- [STATED TASK]
Copy the listing below in full and skip every picture.

- [Data records]
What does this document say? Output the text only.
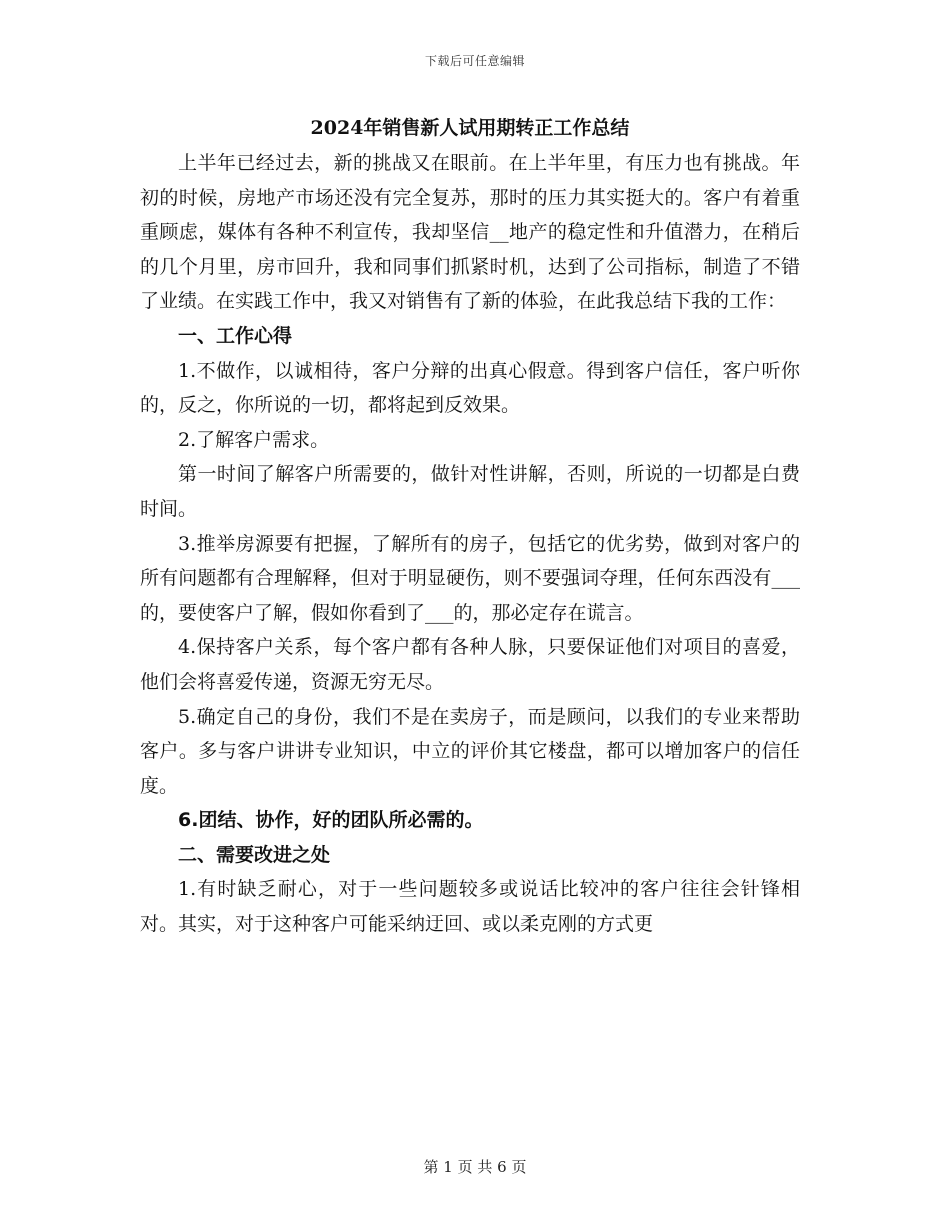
下载后可任意编辑
2024年销售新人试用期转正工作总结

上半年已经过去，新的挑战又在眼前。在上半年里，有压力也有挑战。年初的时候，房地产市场还没有完全复苏，那时的压力其实挺大的。客户有着重重顾虑，媒体有各种不利宣传，我却坚信__地产的稳定性和升值潜力，在稍后的几个月里，房市回升，我和同事们抓紧时机，达到了公司指标，制造了不错了业绩。在实践工作中，我又对销售有了新的体验，在此我总结下我的工作：

一、工作心得

1.不做作，以诚相待，客户分辩的出真心假意。得到客户信任，客户听你的，反之，你所说的一切，都将起到反效果。

2.了解客户需求。

第一时间了解客户所需要的，做针对性讲解，否则，所说的一切都是白费时间。

3.推举房源要有把握，了解所有的房子，包括它的优劣势，做到对客户的所有问题都有合理解释，但对于明显硬伤，则不要强词夺理，任何东西没有___的，要使客户了解，假如你看到了___的，那必定存在谎言。

4.保持客户关系，每个客户都有各种人脉，只要保证他们对项目的喜爱，他们会将喜爱传递，资源无穷无尽。

5.确定自己的身份，我们不是在卖房子，而是顾问，以我们的专业来帮助客户。多与客户讲讲专业知识，中立的评价其它楼盘，都可以增加客户的信任度。

6.团结、协作，好的团队所必需的。

二、需要改进之处

1.有时缺乏耐心，对于一些问题较多或说话比较冲的客户往往会针锋相对。其实，对于这种客户可能采纳迂回、或以柔克刚的方式更

第 1 页 共 6 页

- [RESPONSE TO THIS TASK]
What does this document say? Output the text only.
下载后可任意编辑
2024年销售新人试用期转正工作总结

上半年已经过去，新的挑战又在眼前。在上半年里，有压力也有挑战。年初的时候，房地产市场还没有完全复苏，那时的压力其实挺大的。客户有着重重顾虑，媒体有各种不利宣传，我却坚信__地产的稳定性和升值潜力，在稍后的几个月里，房市回升，我和同事们抓紧时机，达到了公司指标，制造了不错了业绩。在实践工作中，我又对销售有了新的体验，在此我总结下我的工作：

一、工作心得

1.不做作，以诚相待，客户分辩的出真心假意。得到客户信任，客户听你的，反之，你所说的一切，都将起到反效果。

2.了解客户需求。

第一时间了解客户所需要的，做针对性讲解，否则，所说的一切都是白费时间。

3.推举房源要有把握，了解所有的房子，包括它的优劣势，做到对客户的所有问题都有合理解释，但对于明显硬伤，则不要强词夺理，任何东西没有___的，要使客户了解，假如你看到了___的，那必定存在谎言。

4.保持客户关系，每个客户都有各种人脉，只要保证他们对项目的喜爱，他们会将喜爱传递，资源无穷无尽。

5.确定自己的身份，我们不是在卖房子，而是顾问，以我们的专业来帮助客户。多与客户讲讲专业知识，中立的评价其它楼盘，都可以增加客户的信任度。

6.团结、协作，好的团队所必需的。

二、需要改进之处

1.有时缺乏耐心，对于一些问题较多或说话比较冲的客户往往会针锋相对。其实，对于这种客户可能采纳迂回、或以柔克刚的方式更

第 1 页 共 6 页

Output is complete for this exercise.